• WHAT YOU SHOULD DO:
Below are some records; return each one exactly.

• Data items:
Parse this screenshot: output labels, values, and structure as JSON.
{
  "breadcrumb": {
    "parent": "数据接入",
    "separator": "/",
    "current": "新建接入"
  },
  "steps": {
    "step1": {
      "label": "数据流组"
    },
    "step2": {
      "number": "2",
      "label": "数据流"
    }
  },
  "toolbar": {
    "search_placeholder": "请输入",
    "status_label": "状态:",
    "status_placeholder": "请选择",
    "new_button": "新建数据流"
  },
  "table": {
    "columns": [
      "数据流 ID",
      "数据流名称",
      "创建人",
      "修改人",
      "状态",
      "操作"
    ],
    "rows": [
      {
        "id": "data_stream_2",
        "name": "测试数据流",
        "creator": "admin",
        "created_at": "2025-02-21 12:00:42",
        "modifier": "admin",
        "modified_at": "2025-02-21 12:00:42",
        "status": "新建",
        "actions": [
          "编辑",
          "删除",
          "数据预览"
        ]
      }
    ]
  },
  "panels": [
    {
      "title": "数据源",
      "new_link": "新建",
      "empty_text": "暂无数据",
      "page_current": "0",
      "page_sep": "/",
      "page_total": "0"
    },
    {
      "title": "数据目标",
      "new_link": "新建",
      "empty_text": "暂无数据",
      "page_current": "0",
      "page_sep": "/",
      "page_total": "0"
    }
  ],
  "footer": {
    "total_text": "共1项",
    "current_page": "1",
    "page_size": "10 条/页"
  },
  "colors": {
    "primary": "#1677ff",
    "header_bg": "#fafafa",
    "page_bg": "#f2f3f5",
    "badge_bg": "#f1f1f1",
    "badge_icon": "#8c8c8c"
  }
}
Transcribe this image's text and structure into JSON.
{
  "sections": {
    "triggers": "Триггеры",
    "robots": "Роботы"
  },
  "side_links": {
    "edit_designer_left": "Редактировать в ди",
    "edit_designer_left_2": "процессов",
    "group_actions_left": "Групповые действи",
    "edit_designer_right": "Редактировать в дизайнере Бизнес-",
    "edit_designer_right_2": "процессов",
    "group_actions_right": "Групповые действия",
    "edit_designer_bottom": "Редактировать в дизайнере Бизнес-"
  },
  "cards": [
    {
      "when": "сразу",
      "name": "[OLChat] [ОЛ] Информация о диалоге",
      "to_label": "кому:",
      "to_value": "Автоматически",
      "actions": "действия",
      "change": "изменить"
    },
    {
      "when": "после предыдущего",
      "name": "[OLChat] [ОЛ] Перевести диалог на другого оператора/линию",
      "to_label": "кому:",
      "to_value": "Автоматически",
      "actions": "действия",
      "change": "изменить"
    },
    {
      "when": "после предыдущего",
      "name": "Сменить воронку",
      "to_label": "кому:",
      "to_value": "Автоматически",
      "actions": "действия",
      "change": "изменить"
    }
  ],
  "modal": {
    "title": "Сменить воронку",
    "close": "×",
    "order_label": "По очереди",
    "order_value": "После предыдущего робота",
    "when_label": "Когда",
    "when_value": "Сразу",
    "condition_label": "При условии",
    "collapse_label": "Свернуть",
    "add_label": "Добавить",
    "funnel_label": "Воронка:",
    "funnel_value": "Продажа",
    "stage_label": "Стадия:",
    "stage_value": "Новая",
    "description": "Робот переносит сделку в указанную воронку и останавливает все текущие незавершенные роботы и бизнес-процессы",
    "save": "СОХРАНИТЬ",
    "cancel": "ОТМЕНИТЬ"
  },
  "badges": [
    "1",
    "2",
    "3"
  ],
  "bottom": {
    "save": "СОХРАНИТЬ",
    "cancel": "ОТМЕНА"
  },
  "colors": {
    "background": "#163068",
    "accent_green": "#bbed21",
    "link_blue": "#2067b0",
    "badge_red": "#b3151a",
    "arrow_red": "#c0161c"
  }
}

• REPLY:
Parse this screenshot: output labels, values, and structure as JSON.
{
  "breadcrumb": {
    "parent": "数据接入",
    "separator": "/",
    "current": "新建接入"
  },
  "steps": {
    "step1": {
      "label": "数据流组"
    },
    "step2": {
      "number": "2",
      "label": "数据流"
    }
  },
  "toolbar": {
    "search_placeholder": "请输入",
    "status_label": "状态:",
    "status_placeholder": "请选择",
    "new_button": "新建数据流"
  },
  "table": {
    "columns": [
      "数据流 ID",
      "数据流名称",
      "创建人",
      "修改人",
      "状态",
      "操作"
    ],
    "rows": [
      {
        "id": "data_stream_2",
        "name": "测试数据流",
        "creator": "admin",
        "created_at": "2025-02-21 12:00:42",
        "modifier": "admin",
        "modified_at": "2025-02-21 12:00:42",
        "status": "新建",
        "actions": [
          "编辑",
          "删除",
          "数据预览"
        ]
      }
    ]
  },
  "panels": [
    {
      "title": "数据源",
      "new_link": "新建",
      "empty_text": "暂无数据",
      "page_current": "0",
      "page_sep": "/",
      "page_total": "0"
    },
    {
      "title": "数据目标",
      "new_link": "新建",
      "empty_text": "暂无数据",
      "page_current": "0",
      "page_sep": "/",
      "page_total": "0"
    }
  ],
  "footer": {
    "total_text": "共1项",
    "current_page": "1",
    "page_size": "10 条/页"
  },
  "colors": {
    "primary": "#1677ff",
    "header_bg": "#fafafa",
    "page_bg": "#f2f3f5",
    "badge_bg": "#f1f1f1",
    "badge_icon": "#8c8c8c"
  }
}
Transcribe this image's text and structure into JSON.
{
  "sections": {
    "triggers": "Триггеры",
    "robots": "Роботы"
  },
  "side_links": {
    "edit_designer_left": "Редактировать в ди",
    "edit_designer_left_2": "процессов",
    "group_actions_left": "Групповые действи",
    "edit_designer_right": "Редактировать в дизайнере Бизнес-",
    "edit_designer_right_2": "процессов",
    "group_actions_right": "Групповые действия",
    "edit_designer_bottom": "Редактировать в дизайнере Бизнес-"
  },
  "cards": [
    {
      "when": "сразу",
      "name": "[OLChat] [ОЛ] Информация о диалоге",
      "to_label": "кому:",
      "to_value": "Автоматически",
      "actions": "действия",
      "change": "изменить"
    },
    {
      "when": "после предыдущего",
      "name": "[OLChat] [ОЛ] Перевести диалог на другого оператора/линию",
      "to_label": "кому:",
      "to_value": "Автоматически",
      "actions": "действия",
      "change": "изменить"
    },
    {
      "when": "после предыдущего",
      "name": "Сменить воронку",
      "to_label": "кому:",
      "to_value": "Автоматически",
      "actions": "действия",
      "change": "изменить"
    }
  ],
  "modal": {
    "title": "Сменить воронку",
    "close": "×",
    "order_label": "По очереди",
    "order_value": "После предыдущего робота",
    "when_label": "Когда",
    "when_value": "Сразу",
    "condition_label": "При условии",
    "collapse_label": "Свернуть",
    "add_label": "Добавить",
    "funnel_label": "Воронка:",
    "funnel_value": "Продажа",
    "stage_label": "Стадия:",
    "stage_value": "Новая",
    "description": "Робот переносит сделку в указанную воронку и останавливает все текущие незавершенные роботы и бизнес-процессы",
    "save": "СОХРАНИТЬ",
    "cancel": "ОТМЕНИТЬ"
  },
  "badges": [
    "1",
    "2",
    "3"
  ],
  "bottom": {
    "save": "СОХРАНИТЬ",
    "cancel": "ОТМЕНА"
  },
  "colors": {
    "background": "#163068",
    "accent_green": "#bbed21",
    "link_blue": "#2067b0",
    "badge_red": "#b3151a",
    "arrow_red": "#c0161c"
  }
}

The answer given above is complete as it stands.